(Set problem) Set down every entry word for word. Omit the pictures.

(Data provided)
───
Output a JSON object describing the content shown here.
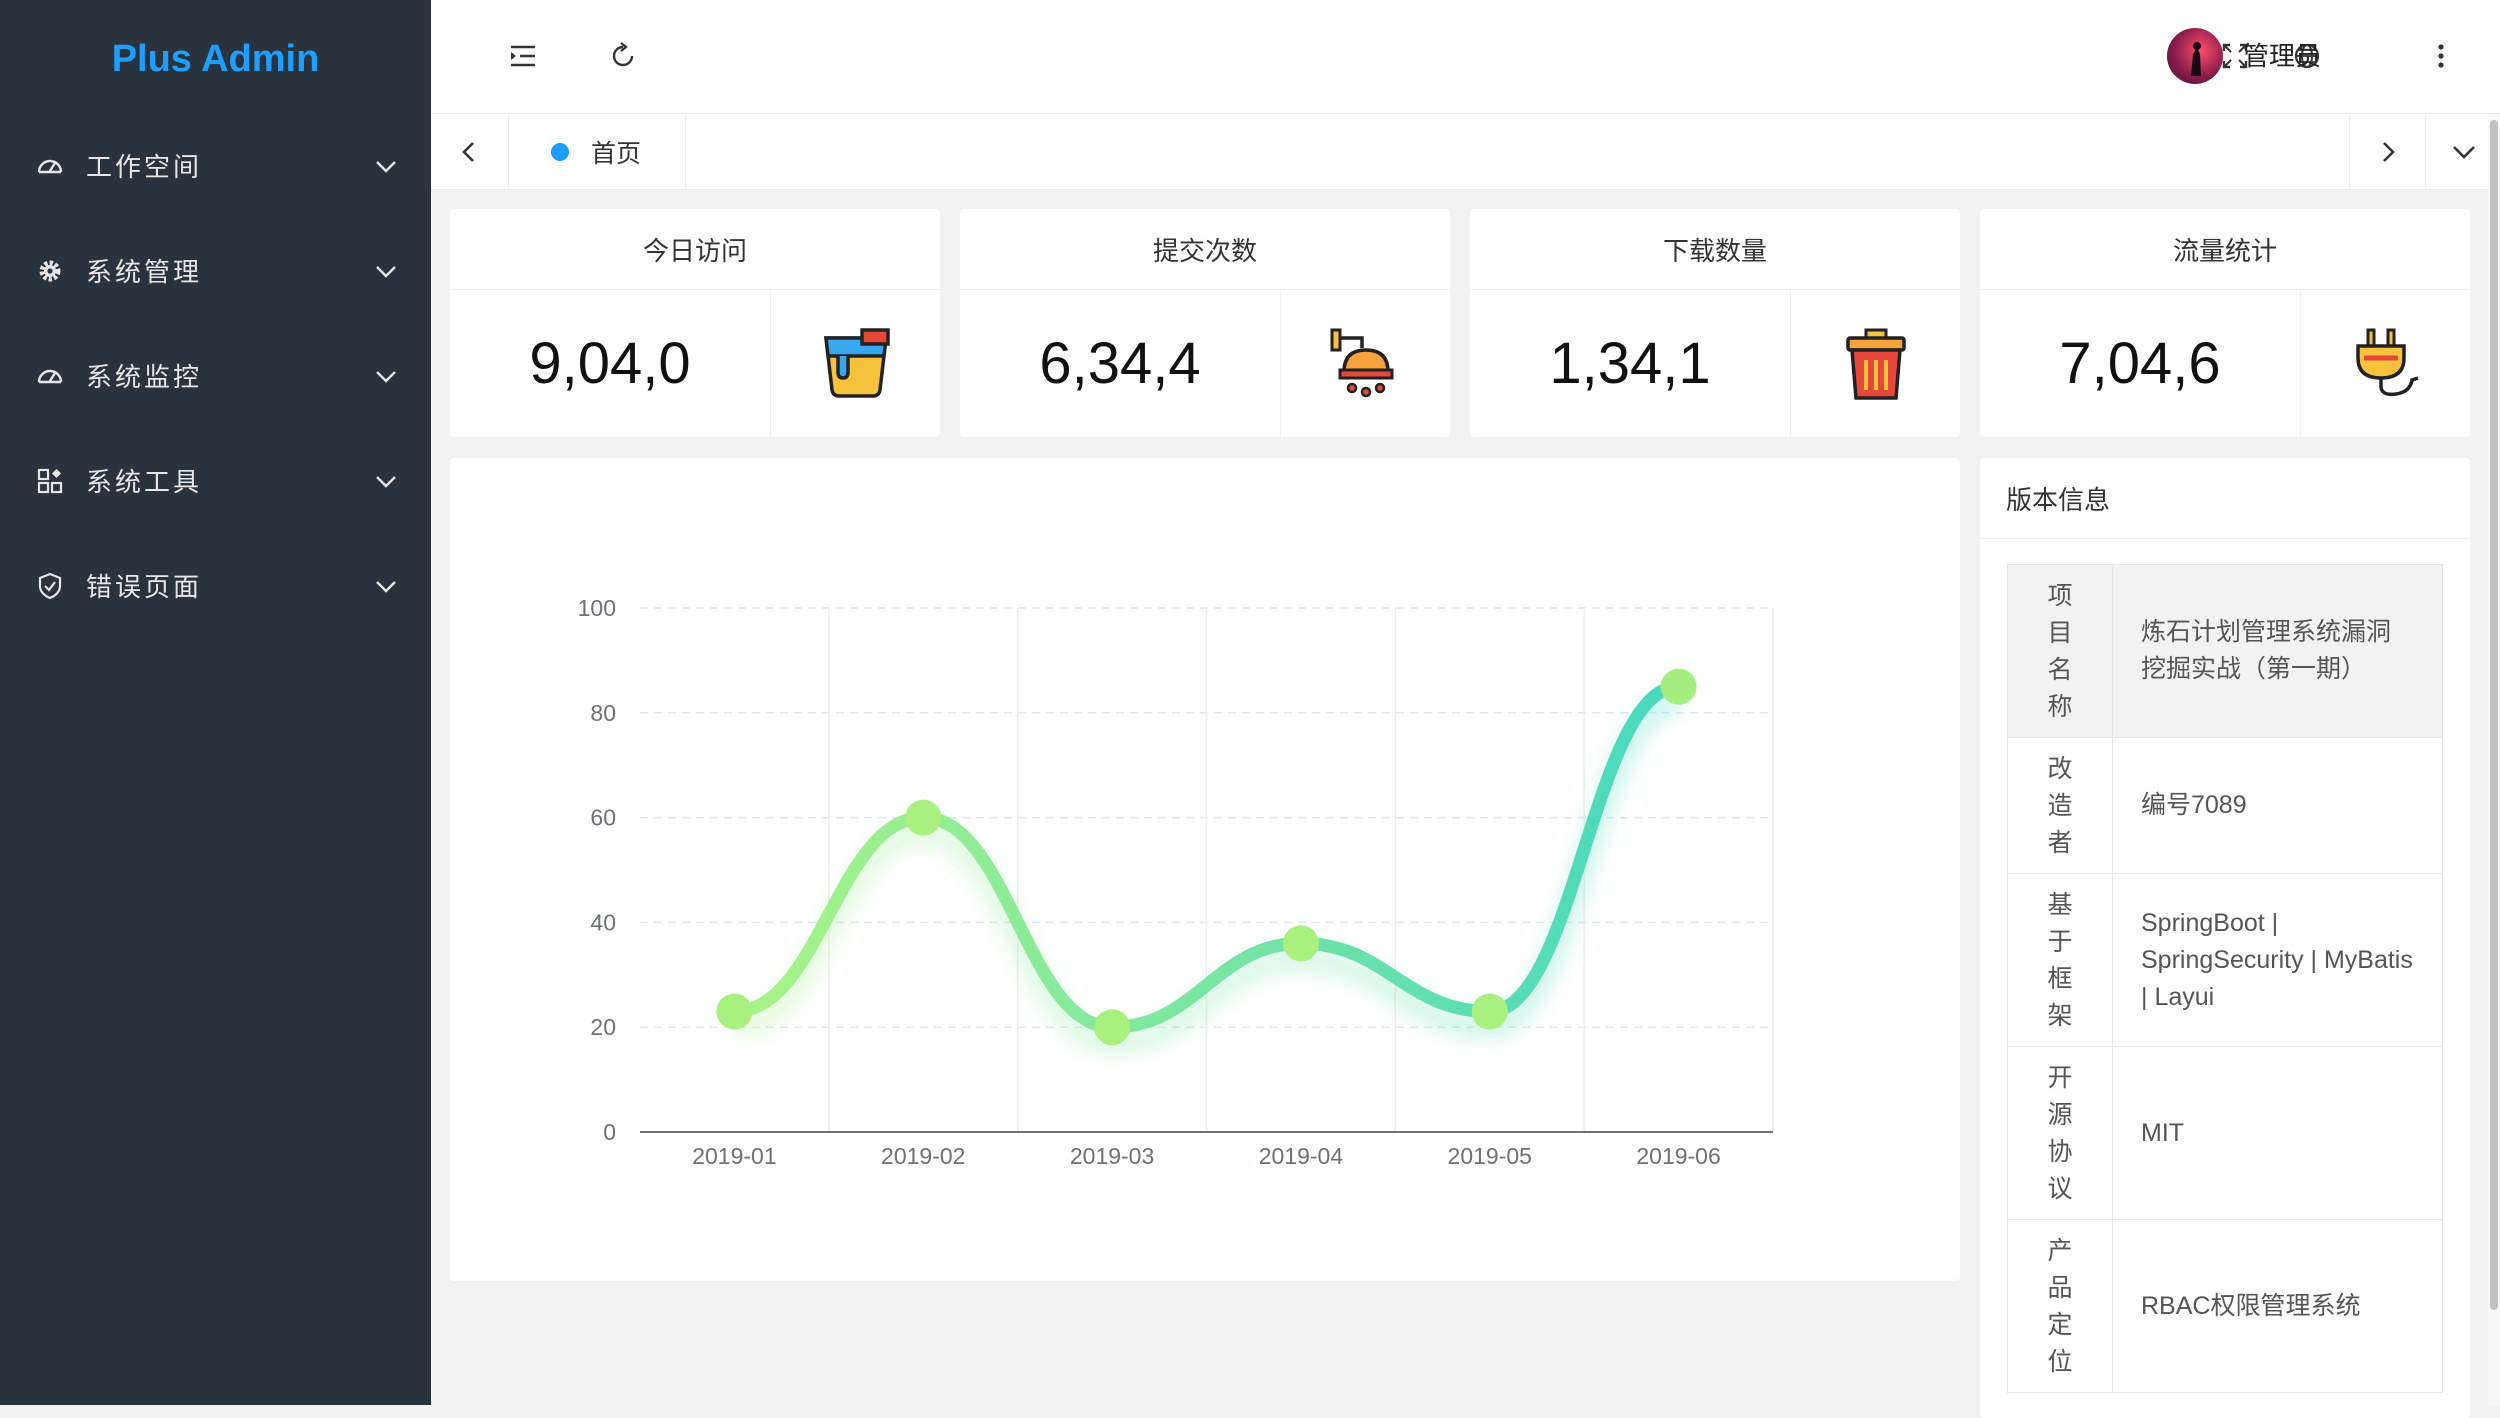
{
  "app": {
    "title": "Plus Admin"
  },
  "sidebar": {
    "items": [
      {
        "label": "工作空间",
        "icon": "dashboard-icon"
      },
      {
        "label": "系统管理",
        "icon": "gear-icon"
      },
      {
        "label": "系统监控",
        "icon": "monitor-gauge-icon"
      },
      {
        "label": "系统工具",
        "icon": "apps-grid-icon"
      },
      {
        "label": "错误页面",
        "icon": "shield-check-icon"
      }
    ]
  },
  "header": {
    "buttons": [
      "menu-fold-icon",
      "refresh-icon",
      "fullscreen-icon",
      "language-globe-icon",
      "more-vertical-icon"
    ],
    "user": {
      "name": "管理员"
    }
  },
  "tabs": {
    "items": [
      {
        "label": "首页",
        "active": true
      }
    ]
  },
  "stats": [
    {
      "title": "今日访问",
      "value": "9,04,0",
      "icon": "paint-bucket-icon"
    },
    {
      "title": "提交次数",
      "value": "6,34,4",
      "icon": "shower-icon"
    },
    {
      "title": "下载数量",
      "value": "1,34,1",
      "icon": "trash-bin-icon"
    },
    {
      "title": "流量统计",
      "value": "7,04,6",
      "icon": "power-plug-icon"
    }
  ],
  "chart_data": {
    "type": "line",
    "smooth": true,
    "categories": [
      "2019-01",
      "2019-02",
      "2019-03",
      "2019-04",
      "2019-05",
      "2019-06"
    ],
    "series": [
      {
        "values": [
          23,
          60,
          20,
          36,
          23,
          85
        ]
      }
    ],
    "ylim": [
      0,
      100
    ],
    "yticks": [
      0,
      20,
      40,
      60,
      80,
      100
    ],
    "grid": true,
    "colors": {
      "start": "#a9f387",
      "end": "#48d8bf"
    }
  },
  "version": {
    "title": "版本信息",
    "rows": [
      {
        "key": "项目名称",
        "value": "炼石计划管理系统漏洞挖掘实战（第一期）"
      },
      {
        "key": "改造者",
        "value": "编号7089"
      },
      {
        "key": "基于框架",
        "value": "SpringBoot | SpringSecurity | MyBatis | Layui"
      },
      {
        "key": "开源协议",
        "value": "MIT"
      },
      {
        "key": "产品定位",
        "value": "RBAC权限管理系统"
      }
    ]
  },
  "colors": {
    "sidebar_bg": "#28333e",
    "accent": "#1e9fff",
    "page_bg": "#f2f2f2"
  }
}
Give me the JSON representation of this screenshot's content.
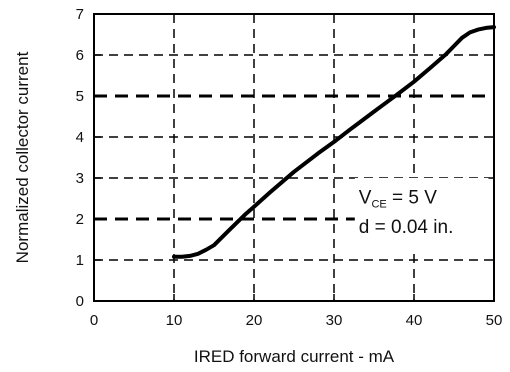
{
  "chart_data": {
    "type": "line",
    "xlabel": "IRED forward current - mA",
    "ylabel": "Normalized collector current",
    "xlim": [
      0,
      50
    ],
    "ylim": [
      0,
      7
    ],
    "x_ticks": [
      "0",
      "10",
      "20",
      "30",
      "40",
      "50"
    ],
    "y_ticks": [
      "0",
      "1",
      "2",
      "3",
      "4",
      "5",
      "6",
      "7"
    ],
    "grid": "dashed",
    "series": [
      {
        "x": [
          10,
          11,
          12,
          13,
          14,
          15,
          17,
          19,
          20,
          22,
          25,
          28,
          30,
          32,
          35,
          38,
          40,
          42,
          44,
          45,
          46,
          47,
          48,
          49,
          50
        ],
        "y": [
          1.08,
          1.08,
          1.1,
          1.15,
          1.25,
          1.36,
          1.75,
          2.13,
          2.3,
          2.65,
          3.15,
          3.6,
          3.88,
          4.18,
          4.62,
          5.05,
          5.35,
          5.68,
          6.02,
          6.22,
          6.42,
          6.55,
          6.62,
          6.66,
          6.68
        ]
      }
    ],
    "annotations": {
      "vce": {
        "main": "V",
        "sub": "CE",
        "rest": " = 5 V"
      },
      "distance": "d = 0.04 in."
    }
  }
}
───
(Correct result)
Output a JSON object describing the content shown here.
{
  "app": {
    "title": "Plus Admin"
  },
  "sidebar": {
    "items": [
      {
        "label": "工作空间",
        "icon": "dashboard-icon"
      },
      {
        "label": "系统管理",
        "icon": "gear-icon"
      },
      {
        "label": "系统监控",
        "icon": "monitor-gauge-icon"
      },
      {
        "label": "系统工具",
        "icon": "apps-grid-icon"
      },
      {
        "label": "错误页面",
        "icon": "shield-check-icon"
      }
    ]
  },
  "header": {
    "buttons": [
      "menu-fold-icon",
      "refresh-icon",
      "fullscreen-icon",
      "language-globe-icon",
      "more-vertical-icon"
    ],
    "user": {
      "name": "管理员"
    }
  },
  "tabs": {
    "items": [
      {
        "label": "首页",
        "active": true
      }
    ]
  },
  "stats": [
    {
      "title": "今日访问",
      "value": "9,04,0",
      "icon": "paint-bucket-icon"
    },
    {
      "title": "提交次数",
      "value": "6,34,4",
      "icon": "shower-icon"
    },
    {
      "title": "下载数量",
      "value": "1,34,1",
      "icon": "trash-bin-icon"
    },
    {
      "title": "流量统计",
      "value": "7,04,6",
      "icon": "power-plug-icon"
    }
  ],
  "chart_data": {
    "type": "line",
    "smooth": true,
    "categories": [
      "2019-01",
      "2019-02",
      "2019-03",
      "2019-04",
      "2019-05",
      "2019-06"
    ],
    "series": [
      {
        "values": [
          23,
          60,
          20,
          36,
          23,
          85
        ]
      }
    ],
    "ylim": [
      0,
      100
    ],
    "yticks": [
      0,
      20,
      40,
      60,
      80,
      100
    ],
    "grid": true,
    "colors": {
      "start": "#a9f387",
      "end": "#48d8bf"
    }
  },
  "version": {
    "title": "版本信息",
    "rows": [
      {
        "key": "项目名称",
        "value": "炼石计划管理系统漏洞挖掘实战（第一期）"
      },
      {
        "key": "改造者",
        "value": "编号7089"
      },
      {
        "key": "基于框架",
        "value": "SpringBoot | SpringSecurity | MyBatis | Layui"
      },
      {
        "key": "开源协议",
        "value": "MIT"
      },
      {
        "key": "产品定位",
        "value": "RBAC权限管理系统"
      }
    ]
  },
  "colors": {
    "sidebar_bg": "#28333e",
    "accent": "#1e9fff",
    "page_bg": "#f2f2f2"
  }
}
Give me the JSON representation of this screenshot's content.
{
  "chart_data": {
    "type": "line",
    "xlabel": "IRED forward current - mA",
    "ylabel": "Normalized collector current",
    "xlim": [
      0,
      50
    ],
    "ylim": [
      0,
      7
    ],
    "x_ticks": [
      "0",
      "10",
      "20",
      "30",
      "40",
      "50"
    ],
    "y_ticks": [
      "0",
      "1",
      "2",
      "3",
      "4",
      "5",
      "6",
      "7"
    ],
    "grid": "dashed",
    "series": [
      {
        "x": [
          10,
          11,
          12,
          13,
          14,
          15,
          17,
          19,
          20,
          22,
          25,
          28,
          30,
          32,
          35,
          38,
          40,
          42,
          44,
          45,
          46,
          47,
          48,
          49,
          50
        ],
        "y": [
          1.08,
          1.08,
          1.1,
          1.15,
          1.25,
          1.36,
          1.75,
          2.13,
          2.3,
          2.65,
          3.15,
          3.6,
          3.88,
          4.18,
          4.62,
          5.05,
          5.35,
          5.68,
          6.02,
          6.22,
          6.42,
          6.55,
          6.62,
          6.66,
          6.68
        ]
      }
    ],
    "annotations": {
      "vce": {
        "main": "V",
        "sub": "CE",
        "rest": " = 5 V"
      },
      "distance": "d = 0.04 in."
    }
  }
}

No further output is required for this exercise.